Stored data:
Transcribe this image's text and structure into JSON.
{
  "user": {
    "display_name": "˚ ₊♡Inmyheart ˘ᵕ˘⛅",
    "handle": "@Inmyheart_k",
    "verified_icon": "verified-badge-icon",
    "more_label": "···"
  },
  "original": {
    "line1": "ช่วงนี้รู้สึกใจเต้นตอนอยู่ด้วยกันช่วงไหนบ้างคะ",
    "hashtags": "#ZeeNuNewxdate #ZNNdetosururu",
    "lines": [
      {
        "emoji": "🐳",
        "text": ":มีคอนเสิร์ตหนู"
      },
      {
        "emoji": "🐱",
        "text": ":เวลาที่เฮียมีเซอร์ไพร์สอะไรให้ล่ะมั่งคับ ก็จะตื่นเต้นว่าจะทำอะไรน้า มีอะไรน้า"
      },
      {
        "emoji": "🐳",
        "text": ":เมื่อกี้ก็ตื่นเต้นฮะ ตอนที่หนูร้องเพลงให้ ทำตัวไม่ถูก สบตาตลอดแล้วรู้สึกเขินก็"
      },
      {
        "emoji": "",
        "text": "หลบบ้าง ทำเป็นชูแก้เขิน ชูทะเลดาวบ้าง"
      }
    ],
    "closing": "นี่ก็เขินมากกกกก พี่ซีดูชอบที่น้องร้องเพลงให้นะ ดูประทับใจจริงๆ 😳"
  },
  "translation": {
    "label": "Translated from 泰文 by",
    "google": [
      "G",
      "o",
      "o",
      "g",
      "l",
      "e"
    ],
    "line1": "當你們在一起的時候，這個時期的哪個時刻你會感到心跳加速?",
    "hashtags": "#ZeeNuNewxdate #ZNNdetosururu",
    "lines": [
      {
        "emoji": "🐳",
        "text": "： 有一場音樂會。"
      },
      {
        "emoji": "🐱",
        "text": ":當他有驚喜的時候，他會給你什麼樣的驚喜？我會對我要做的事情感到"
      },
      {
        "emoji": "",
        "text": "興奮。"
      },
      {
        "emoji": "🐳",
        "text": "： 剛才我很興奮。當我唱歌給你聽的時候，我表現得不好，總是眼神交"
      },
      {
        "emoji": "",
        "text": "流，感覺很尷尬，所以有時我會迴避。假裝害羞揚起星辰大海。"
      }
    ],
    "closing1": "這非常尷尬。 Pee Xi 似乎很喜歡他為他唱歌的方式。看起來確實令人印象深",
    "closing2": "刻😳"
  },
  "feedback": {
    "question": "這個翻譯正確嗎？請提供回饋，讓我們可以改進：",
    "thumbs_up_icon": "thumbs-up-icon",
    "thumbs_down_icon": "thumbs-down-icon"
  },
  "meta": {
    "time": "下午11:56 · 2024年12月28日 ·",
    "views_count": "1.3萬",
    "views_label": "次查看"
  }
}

THE TASK:
Locate each line with the word "thumbs" and copy it.

OUTPUT BELOW:
    "thumbs_up_icon": "thumbs-up-icon",
    "thumbs_down_icon": "thumbs-down-icon"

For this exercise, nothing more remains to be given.